Exercise directions: Show all lines holding the string "Guinea".

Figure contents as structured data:
::::::::

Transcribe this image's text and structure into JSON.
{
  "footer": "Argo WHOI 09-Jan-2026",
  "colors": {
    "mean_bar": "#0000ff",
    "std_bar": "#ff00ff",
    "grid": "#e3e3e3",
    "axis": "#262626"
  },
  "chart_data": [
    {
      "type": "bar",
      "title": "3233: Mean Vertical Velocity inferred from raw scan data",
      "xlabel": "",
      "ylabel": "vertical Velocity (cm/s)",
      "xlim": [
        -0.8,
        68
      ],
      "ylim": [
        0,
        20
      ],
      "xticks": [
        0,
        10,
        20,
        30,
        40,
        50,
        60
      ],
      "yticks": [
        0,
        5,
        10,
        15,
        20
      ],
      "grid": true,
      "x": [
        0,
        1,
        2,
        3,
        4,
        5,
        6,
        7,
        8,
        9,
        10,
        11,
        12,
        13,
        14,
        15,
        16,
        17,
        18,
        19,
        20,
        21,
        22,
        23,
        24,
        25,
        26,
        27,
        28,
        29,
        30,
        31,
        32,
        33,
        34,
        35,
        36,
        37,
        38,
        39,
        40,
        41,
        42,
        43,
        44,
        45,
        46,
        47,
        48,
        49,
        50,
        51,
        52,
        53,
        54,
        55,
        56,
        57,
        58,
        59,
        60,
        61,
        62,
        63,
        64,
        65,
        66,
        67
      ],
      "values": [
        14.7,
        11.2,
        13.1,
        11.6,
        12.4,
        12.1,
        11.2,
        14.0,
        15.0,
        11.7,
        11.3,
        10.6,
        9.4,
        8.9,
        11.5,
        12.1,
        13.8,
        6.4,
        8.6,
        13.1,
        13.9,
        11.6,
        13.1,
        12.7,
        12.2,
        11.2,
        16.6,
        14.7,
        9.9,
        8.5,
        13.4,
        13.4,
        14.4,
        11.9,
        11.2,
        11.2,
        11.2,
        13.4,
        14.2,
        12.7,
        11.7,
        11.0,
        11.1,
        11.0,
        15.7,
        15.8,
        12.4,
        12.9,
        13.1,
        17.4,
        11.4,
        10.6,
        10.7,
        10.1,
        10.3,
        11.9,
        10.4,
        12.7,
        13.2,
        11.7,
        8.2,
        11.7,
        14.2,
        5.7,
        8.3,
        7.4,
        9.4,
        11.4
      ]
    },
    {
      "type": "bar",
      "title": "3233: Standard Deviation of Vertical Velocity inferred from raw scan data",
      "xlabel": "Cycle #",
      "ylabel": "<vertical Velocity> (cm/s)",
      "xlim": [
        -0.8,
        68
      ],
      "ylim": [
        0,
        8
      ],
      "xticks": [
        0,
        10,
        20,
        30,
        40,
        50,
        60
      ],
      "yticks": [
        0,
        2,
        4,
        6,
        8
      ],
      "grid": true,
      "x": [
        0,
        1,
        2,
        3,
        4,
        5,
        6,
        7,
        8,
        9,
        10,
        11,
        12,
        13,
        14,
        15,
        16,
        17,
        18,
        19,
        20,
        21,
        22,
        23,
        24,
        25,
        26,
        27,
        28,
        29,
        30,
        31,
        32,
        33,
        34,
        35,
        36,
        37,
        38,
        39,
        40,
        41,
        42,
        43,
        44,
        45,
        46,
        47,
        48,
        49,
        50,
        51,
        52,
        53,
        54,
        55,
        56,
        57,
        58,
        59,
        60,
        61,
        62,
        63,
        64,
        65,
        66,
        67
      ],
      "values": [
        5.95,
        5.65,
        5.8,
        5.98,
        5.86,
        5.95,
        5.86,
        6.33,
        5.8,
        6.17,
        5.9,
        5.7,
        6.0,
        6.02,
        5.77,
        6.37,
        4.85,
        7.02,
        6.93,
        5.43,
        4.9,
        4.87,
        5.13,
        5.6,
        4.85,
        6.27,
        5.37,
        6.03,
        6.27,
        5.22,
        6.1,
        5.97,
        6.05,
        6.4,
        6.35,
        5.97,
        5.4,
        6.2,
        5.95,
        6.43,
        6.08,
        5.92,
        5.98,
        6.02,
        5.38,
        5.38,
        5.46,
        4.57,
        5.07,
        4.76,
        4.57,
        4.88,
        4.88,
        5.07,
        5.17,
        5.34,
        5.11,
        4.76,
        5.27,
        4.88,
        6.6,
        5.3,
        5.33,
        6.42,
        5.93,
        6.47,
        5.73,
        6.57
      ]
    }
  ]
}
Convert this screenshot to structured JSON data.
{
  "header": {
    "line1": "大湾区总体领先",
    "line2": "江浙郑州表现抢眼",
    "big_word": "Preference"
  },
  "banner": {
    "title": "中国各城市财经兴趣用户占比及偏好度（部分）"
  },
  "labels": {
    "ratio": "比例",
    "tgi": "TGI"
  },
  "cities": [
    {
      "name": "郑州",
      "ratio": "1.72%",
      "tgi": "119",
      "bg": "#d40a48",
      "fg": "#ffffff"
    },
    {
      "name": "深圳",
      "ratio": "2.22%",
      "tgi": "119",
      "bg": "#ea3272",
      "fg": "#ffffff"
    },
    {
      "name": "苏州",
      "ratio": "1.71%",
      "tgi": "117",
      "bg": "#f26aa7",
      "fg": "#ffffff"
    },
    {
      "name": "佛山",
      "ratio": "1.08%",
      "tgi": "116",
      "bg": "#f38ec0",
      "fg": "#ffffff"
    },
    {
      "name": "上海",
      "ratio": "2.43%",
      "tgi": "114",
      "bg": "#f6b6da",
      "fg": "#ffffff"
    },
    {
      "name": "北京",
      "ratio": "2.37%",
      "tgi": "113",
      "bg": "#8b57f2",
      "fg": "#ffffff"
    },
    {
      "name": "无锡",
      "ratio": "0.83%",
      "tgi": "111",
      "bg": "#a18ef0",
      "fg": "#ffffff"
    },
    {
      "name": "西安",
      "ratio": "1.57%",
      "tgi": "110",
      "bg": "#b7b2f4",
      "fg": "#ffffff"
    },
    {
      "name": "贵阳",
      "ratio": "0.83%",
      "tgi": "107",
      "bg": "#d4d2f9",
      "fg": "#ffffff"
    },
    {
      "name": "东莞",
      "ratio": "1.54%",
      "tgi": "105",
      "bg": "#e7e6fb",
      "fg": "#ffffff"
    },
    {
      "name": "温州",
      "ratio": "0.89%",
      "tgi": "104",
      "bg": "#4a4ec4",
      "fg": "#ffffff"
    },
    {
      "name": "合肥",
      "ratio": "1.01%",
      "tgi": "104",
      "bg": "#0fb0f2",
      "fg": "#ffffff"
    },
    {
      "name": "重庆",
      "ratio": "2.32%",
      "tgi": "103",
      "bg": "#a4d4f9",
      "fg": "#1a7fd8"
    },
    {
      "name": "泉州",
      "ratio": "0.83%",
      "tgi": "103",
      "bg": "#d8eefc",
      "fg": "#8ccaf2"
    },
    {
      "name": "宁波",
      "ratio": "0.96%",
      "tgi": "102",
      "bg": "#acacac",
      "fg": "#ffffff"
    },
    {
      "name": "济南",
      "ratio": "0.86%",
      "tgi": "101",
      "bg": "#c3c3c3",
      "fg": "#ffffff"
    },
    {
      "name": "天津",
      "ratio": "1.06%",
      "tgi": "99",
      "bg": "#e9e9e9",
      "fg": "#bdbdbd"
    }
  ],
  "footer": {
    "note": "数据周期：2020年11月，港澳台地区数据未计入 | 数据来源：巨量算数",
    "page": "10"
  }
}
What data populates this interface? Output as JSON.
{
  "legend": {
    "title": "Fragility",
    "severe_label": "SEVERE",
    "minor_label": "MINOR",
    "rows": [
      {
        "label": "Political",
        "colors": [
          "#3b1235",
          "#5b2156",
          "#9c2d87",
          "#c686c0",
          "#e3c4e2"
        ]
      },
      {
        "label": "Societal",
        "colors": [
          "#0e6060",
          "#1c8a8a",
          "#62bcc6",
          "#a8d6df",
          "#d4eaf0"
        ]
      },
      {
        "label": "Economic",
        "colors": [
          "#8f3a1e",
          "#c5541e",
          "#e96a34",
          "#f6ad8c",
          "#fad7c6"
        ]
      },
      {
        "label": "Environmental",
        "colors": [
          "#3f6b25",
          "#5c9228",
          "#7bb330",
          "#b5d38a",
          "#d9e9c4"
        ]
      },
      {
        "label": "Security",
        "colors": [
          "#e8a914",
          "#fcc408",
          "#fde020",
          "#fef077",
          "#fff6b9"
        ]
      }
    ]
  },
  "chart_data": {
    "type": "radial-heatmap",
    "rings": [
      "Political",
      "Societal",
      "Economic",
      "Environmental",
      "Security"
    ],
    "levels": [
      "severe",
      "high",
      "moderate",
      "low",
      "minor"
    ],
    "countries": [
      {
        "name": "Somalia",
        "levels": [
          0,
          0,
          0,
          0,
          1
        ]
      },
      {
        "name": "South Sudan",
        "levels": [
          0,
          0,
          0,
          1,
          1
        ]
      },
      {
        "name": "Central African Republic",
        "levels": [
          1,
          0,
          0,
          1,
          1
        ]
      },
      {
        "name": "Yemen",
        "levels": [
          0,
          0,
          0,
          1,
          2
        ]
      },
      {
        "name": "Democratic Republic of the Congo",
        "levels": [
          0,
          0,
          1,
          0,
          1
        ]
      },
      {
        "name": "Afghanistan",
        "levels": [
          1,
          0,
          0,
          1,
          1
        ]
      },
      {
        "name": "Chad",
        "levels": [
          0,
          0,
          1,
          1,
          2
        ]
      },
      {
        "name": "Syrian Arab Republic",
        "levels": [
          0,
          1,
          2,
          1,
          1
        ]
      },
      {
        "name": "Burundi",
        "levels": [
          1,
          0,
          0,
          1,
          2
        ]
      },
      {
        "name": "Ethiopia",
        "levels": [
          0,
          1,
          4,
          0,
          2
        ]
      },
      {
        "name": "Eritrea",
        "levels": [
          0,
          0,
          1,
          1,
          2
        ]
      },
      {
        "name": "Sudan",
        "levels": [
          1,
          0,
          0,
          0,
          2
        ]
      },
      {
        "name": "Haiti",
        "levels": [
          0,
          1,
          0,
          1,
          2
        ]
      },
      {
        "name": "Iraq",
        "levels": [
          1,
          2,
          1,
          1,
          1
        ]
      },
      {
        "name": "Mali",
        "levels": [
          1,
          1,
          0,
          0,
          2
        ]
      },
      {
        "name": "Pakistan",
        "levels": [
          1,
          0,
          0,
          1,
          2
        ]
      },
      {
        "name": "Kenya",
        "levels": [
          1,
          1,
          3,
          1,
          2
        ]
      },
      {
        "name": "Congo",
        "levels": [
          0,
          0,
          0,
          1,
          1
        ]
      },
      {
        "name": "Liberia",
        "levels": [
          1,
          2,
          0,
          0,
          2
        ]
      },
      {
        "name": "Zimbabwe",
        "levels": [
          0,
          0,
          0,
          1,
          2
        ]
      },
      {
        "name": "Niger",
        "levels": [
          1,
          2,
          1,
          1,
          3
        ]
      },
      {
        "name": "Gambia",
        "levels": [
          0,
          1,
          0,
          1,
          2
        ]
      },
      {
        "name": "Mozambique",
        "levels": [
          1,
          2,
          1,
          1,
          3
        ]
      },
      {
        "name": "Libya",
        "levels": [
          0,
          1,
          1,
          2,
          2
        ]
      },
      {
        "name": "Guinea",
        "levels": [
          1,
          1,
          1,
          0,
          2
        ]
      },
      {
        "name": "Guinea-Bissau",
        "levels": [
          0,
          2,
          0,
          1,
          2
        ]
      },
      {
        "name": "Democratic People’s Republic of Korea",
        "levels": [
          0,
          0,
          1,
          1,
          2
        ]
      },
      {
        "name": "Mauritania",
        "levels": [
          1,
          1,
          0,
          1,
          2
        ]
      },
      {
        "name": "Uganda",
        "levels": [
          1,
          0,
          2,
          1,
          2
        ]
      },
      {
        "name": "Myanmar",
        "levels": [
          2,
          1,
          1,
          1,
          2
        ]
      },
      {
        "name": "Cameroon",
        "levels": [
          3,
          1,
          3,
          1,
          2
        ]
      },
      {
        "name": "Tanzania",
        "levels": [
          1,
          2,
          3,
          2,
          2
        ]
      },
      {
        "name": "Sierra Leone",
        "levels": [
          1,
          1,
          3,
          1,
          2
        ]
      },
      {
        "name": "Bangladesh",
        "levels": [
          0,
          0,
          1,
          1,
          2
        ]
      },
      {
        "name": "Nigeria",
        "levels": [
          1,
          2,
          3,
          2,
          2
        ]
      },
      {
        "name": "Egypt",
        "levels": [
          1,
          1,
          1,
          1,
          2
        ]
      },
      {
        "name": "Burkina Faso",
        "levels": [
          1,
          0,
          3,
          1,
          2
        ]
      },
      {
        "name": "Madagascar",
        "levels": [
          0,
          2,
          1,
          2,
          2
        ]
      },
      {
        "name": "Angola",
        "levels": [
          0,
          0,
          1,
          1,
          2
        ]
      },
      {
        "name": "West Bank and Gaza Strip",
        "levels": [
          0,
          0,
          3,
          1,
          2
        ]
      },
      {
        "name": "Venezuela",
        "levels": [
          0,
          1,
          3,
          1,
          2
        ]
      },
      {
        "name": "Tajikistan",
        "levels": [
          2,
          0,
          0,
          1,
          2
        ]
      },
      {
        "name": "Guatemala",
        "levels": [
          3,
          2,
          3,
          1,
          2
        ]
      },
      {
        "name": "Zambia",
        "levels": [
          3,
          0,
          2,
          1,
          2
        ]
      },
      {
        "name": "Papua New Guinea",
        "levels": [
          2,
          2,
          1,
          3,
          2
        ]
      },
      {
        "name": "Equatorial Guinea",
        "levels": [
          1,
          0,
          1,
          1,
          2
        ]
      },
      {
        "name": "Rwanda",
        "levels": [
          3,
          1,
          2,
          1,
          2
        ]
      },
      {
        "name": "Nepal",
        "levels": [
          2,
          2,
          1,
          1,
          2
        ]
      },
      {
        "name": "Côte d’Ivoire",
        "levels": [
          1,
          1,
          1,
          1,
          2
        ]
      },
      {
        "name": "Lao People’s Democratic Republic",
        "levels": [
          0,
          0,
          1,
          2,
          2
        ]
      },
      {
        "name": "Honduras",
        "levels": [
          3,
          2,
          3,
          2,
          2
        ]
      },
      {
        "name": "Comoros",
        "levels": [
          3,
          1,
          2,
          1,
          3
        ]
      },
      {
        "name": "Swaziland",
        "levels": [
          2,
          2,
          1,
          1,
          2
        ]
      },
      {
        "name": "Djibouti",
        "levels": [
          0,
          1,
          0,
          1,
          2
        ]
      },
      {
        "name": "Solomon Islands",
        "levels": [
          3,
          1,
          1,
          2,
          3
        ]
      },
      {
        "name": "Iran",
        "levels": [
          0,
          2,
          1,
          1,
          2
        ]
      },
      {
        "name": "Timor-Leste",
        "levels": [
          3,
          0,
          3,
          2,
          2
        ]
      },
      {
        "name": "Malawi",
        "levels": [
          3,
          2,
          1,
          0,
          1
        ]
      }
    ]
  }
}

::::::::

Result of the task:
        "name": "Guinea",
        "name": "Guinea-Bissau",
        "name": "Papua New Guinea",
        "name": "Equatorial Guinea",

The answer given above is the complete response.